◆ **Exercise aim**
Spot every line with the word "ylabel" and return it.

◆ **Material**
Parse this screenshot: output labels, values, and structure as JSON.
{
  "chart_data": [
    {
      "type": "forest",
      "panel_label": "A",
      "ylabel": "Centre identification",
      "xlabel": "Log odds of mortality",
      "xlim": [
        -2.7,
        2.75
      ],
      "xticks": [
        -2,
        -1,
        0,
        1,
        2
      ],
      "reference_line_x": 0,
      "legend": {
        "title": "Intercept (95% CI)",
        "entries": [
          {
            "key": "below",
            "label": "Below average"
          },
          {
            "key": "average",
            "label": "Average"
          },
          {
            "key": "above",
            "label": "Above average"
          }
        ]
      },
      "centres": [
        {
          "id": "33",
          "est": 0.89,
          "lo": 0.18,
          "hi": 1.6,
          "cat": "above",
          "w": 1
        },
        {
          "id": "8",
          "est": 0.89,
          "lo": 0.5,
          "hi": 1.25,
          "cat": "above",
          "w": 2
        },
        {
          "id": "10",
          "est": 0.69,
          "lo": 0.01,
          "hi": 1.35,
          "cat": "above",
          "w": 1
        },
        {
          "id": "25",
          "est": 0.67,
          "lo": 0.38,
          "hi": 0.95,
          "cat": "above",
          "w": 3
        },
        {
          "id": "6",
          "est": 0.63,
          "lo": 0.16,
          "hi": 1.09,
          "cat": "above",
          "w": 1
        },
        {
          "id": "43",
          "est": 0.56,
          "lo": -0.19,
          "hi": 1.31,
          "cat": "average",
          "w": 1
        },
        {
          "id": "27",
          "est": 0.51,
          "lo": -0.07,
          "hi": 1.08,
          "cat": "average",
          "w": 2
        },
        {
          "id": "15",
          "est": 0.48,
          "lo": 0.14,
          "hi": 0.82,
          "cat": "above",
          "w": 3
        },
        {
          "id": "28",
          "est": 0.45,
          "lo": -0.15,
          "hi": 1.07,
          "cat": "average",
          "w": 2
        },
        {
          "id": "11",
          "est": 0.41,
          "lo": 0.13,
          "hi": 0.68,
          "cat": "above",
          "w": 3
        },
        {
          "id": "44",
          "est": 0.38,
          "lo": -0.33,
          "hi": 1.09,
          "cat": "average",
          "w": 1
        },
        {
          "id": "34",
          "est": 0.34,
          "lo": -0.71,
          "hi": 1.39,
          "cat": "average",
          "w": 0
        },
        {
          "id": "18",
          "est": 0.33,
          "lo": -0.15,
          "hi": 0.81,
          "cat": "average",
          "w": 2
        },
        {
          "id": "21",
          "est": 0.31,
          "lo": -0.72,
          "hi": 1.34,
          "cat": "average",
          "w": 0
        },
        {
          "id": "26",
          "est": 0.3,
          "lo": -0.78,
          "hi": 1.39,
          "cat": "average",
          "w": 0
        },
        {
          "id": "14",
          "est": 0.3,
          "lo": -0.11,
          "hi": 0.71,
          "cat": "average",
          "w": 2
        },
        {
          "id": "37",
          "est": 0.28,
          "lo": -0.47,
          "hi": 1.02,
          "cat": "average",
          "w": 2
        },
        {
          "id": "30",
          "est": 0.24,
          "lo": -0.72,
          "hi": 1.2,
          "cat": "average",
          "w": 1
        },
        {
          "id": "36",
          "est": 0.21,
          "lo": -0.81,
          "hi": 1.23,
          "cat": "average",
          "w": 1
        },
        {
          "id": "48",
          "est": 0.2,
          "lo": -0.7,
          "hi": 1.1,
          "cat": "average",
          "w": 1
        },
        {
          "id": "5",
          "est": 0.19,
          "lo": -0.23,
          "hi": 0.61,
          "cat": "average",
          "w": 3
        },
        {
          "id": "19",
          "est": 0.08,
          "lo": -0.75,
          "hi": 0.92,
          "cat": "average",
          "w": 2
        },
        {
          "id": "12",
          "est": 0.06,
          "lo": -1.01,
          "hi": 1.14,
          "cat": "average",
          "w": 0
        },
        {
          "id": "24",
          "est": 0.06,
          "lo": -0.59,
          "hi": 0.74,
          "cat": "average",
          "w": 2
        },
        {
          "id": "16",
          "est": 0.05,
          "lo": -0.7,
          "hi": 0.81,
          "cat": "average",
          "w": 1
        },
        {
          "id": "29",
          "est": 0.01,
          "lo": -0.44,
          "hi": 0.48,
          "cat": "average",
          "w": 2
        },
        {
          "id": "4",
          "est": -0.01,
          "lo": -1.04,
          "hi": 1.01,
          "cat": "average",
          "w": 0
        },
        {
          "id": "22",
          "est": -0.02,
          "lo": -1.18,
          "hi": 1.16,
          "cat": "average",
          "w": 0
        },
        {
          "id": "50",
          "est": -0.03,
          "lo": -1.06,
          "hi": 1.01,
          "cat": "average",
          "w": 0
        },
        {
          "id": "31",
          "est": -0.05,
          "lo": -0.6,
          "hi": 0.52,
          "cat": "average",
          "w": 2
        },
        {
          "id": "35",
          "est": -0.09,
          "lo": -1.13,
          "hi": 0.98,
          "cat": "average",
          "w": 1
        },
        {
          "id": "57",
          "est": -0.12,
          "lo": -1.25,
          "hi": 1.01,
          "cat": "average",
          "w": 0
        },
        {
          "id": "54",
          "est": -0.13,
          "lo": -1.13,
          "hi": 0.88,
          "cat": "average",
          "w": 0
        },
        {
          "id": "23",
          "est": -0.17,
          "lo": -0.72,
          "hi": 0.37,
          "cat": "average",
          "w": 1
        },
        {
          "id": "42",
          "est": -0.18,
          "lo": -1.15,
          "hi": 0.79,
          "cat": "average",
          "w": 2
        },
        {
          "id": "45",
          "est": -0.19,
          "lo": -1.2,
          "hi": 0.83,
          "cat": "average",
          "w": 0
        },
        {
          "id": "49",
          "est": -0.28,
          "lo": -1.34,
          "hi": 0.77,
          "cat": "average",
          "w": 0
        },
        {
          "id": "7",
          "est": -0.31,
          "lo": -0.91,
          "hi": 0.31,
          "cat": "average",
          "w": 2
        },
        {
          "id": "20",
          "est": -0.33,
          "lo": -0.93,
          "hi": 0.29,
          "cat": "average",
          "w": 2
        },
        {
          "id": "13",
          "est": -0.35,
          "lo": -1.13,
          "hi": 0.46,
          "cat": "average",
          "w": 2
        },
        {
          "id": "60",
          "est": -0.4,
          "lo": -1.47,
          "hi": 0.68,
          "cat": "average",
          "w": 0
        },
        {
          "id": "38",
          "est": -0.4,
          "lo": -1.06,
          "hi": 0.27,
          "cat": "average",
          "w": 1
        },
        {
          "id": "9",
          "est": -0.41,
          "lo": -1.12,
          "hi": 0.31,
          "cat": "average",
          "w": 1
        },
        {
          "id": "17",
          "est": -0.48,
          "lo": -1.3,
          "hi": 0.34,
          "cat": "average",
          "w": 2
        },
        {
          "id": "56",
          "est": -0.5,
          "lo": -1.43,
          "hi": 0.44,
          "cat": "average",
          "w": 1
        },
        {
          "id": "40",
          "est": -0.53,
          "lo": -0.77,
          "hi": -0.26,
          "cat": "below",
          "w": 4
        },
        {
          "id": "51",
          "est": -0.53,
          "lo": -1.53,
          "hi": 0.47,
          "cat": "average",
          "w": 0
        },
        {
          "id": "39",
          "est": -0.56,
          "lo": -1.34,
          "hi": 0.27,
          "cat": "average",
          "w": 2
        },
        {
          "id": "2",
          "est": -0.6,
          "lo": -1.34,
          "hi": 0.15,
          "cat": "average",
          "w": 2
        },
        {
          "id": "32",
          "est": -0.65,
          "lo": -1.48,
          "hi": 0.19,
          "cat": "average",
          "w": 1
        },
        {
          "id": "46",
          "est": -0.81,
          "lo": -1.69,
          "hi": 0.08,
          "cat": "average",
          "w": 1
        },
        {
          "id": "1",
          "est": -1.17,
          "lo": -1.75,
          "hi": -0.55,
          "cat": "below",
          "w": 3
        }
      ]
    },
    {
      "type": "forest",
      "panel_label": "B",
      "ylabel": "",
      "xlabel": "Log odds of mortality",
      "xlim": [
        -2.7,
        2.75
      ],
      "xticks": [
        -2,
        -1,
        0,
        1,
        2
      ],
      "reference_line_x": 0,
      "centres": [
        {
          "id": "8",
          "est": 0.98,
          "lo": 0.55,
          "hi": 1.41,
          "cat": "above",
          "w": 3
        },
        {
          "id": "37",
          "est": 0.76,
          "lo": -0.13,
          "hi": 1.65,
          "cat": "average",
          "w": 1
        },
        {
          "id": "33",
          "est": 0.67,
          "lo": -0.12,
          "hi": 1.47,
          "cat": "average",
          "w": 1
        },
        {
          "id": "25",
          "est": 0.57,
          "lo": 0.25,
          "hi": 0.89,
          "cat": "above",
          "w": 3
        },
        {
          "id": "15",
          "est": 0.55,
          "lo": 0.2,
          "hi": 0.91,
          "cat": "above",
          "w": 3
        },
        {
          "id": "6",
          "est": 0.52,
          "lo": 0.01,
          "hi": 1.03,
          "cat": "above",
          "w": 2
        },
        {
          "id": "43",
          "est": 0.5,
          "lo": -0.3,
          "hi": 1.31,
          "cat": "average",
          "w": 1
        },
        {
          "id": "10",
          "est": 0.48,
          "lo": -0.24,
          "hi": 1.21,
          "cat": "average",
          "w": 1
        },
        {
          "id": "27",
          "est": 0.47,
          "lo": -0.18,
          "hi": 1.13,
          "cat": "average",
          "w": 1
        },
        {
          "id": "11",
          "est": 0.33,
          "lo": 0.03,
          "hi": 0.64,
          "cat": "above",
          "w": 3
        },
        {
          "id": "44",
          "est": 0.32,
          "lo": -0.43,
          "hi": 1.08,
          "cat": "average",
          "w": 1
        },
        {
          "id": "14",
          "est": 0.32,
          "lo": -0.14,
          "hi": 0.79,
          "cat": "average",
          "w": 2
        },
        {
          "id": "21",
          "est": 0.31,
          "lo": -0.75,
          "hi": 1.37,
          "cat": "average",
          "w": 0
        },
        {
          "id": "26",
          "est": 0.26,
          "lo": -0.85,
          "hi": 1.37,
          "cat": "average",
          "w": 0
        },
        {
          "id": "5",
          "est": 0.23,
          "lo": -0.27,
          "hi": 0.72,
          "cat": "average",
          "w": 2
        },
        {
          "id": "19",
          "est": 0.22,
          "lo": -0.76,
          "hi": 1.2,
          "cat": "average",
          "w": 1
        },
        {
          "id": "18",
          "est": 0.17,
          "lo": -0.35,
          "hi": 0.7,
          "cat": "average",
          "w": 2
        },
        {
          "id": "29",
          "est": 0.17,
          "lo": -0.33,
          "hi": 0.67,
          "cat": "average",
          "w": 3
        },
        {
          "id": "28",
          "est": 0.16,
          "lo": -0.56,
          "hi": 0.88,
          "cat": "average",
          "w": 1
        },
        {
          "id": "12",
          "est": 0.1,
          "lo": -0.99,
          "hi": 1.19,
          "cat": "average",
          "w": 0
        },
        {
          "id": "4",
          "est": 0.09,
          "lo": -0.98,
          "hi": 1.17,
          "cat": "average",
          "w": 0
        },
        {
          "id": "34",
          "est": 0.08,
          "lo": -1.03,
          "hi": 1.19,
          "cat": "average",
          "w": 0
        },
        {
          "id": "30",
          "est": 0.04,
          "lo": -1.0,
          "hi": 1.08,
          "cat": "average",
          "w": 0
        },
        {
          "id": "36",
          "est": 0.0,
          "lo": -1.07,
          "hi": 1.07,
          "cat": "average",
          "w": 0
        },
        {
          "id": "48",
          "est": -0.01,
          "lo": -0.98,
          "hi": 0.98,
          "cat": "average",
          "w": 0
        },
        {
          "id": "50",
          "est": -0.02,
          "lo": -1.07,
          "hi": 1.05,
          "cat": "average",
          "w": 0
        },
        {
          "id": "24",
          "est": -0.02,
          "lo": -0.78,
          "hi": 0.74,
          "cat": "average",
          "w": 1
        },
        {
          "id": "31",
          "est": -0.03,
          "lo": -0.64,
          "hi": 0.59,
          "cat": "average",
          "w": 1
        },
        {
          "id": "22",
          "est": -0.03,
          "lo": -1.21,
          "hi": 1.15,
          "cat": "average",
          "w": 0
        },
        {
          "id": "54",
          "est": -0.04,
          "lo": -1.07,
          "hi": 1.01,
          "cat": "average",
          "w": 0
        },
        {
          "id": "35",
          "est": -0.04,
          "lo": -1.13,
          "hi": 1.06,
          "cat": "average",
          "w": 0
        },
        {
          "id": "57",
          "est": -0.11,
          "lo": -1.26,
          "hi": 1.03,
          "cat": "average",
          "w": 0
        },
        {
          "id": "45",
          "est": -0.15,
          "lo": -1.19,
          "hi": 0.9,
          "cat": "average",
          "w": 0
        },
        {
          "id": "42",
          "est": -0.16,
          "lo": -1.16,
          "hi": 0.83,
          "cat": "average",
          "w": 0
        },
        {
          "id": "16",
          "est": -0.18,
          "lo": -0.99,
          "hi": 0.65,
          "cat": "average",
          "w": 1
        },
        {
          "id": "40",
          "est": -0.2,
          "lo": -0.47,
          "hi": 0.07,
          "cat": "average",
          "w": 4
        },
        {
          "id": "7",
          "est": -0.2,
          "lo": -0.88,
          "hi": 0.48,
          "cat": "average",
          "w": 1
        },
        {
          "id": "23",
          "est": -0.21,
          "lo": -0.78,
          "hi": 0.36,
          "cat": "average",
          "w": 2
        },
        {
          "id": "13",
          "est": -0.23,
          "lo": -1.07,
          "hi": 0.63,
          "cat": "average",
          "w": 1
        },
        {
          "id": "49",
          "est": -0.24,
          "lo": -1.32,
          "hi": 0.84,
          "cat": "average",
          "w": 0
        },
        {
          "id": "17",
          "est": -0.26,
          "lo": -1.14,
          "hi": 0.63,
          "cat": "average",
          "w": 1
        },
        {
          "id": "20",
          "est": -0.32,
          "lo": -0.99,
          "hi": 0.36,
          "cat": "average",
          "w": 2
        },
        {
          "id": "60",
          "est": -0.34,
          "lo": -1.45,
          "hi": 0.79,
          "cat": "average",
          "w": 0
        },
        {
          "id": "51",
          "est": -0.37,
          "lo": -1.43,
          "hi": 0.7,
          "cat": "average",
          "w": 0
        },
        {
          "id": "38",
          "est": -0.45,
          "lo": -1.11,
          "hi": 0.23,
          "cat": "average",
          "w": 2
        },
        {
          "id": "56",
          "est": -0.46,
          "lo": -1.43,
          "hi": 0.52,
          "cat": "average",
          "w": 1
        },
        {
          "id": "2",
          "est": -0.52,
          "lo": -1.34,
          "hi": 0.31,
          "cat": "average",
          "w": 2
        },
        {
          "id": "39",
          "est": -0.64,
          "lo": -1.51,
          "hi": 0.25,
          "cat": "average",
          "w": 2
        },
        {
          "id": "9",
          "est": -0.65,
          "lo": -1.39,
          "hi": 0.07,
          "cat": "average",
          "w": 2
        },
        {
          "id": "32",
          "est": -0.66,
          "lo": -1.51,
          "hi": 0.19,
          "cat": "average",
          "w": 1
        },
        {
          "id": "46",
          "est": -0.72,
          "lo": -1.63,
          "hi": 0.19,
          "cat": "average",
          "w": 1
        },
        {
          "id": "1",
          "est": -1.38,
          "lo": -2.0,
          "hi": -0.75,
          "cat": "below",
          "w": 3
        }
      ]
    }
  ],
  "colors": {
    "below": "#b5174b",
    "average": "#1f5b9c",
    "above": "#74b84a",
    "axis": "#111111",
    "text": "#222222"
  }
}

◆ **Solution**
      "ylabel": "Centre identification",
      "ylabel": "",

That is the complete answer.